▶ ASSIGNED TASK 1
From the passage on Shroud, transcribe the part that begins with the words containing "Following the death" and ends with "to be Shroud.".
▶ ASSIGNED TASK 2
Answer these questions from the passage on Shroud:
(a) How old was Maximillian Coleridge when he saw his parents gunned down?
(b) In what city does Shroud found the Night Shift?
(c) Who captures Shroud and Julia Carpenter as they try to flee to Canada?

▶ GIVEN PASSAGE
Maximillian Coleridge debuted in Super-Villain Team-Up #5 (April 1976), created by Steve Englehart and Herb Trimpe. He subsequently appeared in several Marvel series, including Shroud (1994), Phases of the Moon Knight (2024), and Vengeance of the Moon Knight (2024).

==Fictional character biography==
At the age of 10, Maximillian Coleridge saw his parents gunned down right before his eyes. He decided to dedicate his life to fighting crime. After graduating college, he joined the mysterious temple called the "Cult of Kali", where he studied various styles of martial arts. After seven years of intense training, he graduated from that temple. During the celebration ceremony, he was branded with the Kiss of Kali, a red-hot iron. This process left him blind, but gave him a mystic extrasensory perception. Traveling back to the United States, he adopted the masked identity of Shroud. (Note: Origin revealed in Super-Villain Team-Up #7)

Shroud invades Latveria, intending to kill Doctor Doom for his crimes against humanity. However, he helps Doom and Captain America oppose the Red Skull, who is considered a worse criminal. Shroud is shot by a ray built by the Red Skull while Doom battles Red Skull on the moon. Shroud is rescued by Captain America, while the Red Skull is left on the Moon, while Captain America returns Shroud to Earth. After recovering, Shroud discovers that he is able to manipulate Darkforce energy.

Shroud goes undercover in Los Angeles and founds the Night Shift, building a reputation as a criminal to destroy crime from within. Behind the scenes, Shroud makes a deal with the West Coast Avengers not to interfere with his activities underground.

When the Superhero Registration Act was proposed by the United States during the Civil War storyline, Shroud refused to accept the proposal to give up his secret identity. He and Julia Carpenter attempt to flee to Canada, but are captured by Wonder Man and Ms. Marvel. Shroud escapes and joins Captain America's anti-registration group.

Following the death of Marc Spector, a new individual takes up the Moon Knight moniker. After coming into conflict with Spector's allies running his Midnight Mission, he is eventually unmasked and revealed to be Shroud.

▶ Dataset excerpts
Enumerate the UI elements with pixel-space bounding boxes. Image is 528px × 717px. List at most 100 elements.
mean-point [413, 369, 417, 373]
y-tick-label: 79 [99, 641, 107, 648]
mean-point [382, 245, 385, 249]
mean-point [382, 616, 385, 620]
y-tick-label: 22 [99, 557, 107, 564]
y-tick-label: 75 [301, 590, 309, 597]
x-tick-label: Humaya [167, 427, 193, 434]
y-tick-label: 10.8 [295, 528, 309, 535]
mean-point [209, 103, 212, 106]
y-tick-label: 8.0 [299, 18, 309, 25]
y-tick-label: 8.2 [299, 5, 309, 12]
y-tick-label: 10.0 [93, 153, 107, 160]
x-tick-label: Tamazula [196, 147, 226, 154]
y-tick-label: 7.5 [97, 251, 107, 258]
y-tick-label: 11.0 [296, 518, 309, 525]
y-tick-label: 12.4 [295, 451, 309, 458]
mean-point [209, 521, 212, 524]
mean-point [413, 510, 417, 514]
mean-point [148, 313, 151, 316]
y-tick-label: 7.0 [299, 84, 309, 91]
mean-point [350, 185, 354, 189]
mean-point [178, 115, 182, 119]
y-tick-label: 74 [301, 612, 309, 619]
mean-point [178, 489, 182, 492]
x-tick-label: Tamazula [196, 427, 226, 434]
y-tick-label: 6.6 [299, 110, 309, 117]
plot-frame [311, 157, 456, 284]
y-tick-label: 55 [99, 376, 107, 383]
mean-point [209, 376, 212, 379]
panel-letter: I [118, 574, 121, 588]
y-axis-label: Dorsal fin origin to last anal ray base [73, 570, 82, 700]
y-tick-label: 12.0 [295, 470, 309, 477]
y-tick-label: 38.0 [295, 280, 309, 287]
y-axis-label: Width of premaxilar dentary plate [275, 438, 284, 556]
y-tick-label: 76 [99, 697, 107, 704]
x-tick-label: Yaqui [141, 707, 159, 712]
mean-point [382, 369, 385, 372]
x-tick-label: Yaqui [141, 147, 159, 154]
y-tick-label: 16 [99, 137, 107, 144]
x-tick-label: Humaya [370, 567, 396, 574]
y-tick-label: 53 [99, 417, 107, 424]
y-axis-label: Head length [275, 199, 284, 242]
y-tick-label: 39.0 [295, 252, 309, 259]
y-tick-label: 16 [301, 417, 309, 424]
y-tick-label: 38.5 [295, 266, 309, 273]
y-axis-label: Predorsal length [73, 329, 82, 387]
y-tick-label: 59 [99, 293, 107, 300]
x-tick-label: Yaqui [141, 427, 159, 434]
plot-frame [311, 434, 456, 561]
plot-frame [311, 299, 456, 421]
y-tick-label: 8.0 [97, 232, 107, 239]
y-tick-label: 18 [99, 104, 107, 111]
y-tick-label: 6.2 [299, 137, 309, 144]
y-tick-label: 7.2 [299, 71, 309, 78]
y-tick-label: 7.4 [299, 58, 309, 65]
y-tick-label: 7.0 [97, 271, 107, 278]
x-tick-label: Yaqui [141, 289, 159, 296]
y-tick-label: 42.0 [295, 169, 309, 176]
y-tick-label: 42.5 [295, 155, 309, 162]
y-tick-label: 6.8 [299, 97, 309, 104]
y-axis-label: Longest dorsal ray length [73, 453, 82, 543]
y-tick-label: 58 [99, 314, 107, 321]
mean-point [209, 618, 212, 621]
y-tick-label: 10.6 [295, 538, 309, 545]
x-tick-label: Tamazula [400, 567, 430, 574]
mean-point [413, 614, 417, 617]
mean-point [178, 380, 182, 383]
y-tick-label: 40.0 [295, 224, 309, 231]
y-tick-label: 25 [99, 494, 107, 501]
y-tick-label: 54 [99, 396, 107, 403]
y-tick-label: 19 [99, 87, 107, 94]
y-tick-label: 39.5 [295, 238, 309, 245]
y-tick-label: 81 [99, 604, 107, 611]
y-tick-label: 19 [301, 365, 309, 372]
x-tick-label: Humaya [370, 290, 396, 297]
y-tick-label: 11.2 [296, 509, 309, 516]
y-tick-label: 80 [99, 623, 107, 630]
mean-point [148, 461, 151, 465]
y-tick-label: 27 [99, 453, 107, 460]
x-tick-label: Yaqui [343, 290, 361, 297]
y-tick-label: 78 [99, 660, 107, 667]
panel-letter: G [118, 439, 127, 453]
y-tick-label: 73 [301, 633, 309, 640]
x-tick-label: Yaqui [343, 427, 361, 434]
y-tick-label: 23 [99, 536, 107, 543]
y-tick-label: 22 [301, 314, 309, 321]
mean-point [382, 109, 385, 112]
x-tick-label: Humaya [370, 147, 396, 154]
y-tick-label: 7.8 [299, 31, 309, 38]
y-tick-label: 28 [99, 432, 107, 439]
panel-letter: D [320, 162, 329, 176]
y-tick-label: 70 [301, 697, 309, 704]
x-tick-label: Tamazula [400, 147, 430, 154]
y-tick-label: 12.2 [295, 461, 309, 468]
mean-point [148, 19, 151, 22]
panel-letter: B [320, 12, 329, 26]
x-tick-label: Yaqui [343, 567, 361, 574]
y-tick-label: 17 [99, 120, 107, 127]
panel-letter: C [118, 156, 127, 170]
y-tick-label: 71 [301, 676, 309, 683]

▶ TASK OUTPUT 1
Following the death of Marc Spector, a new individual takes up the Moon Knight moniker. After coming into conflict with Spector's allies running his Midnight Mission, he is eventually unmasked and revealed to be Shroud.

▶ TASK OUTPUT 2
(a) 10
(b) Los Angeles
(c) Wonder Man and Ms. Marvel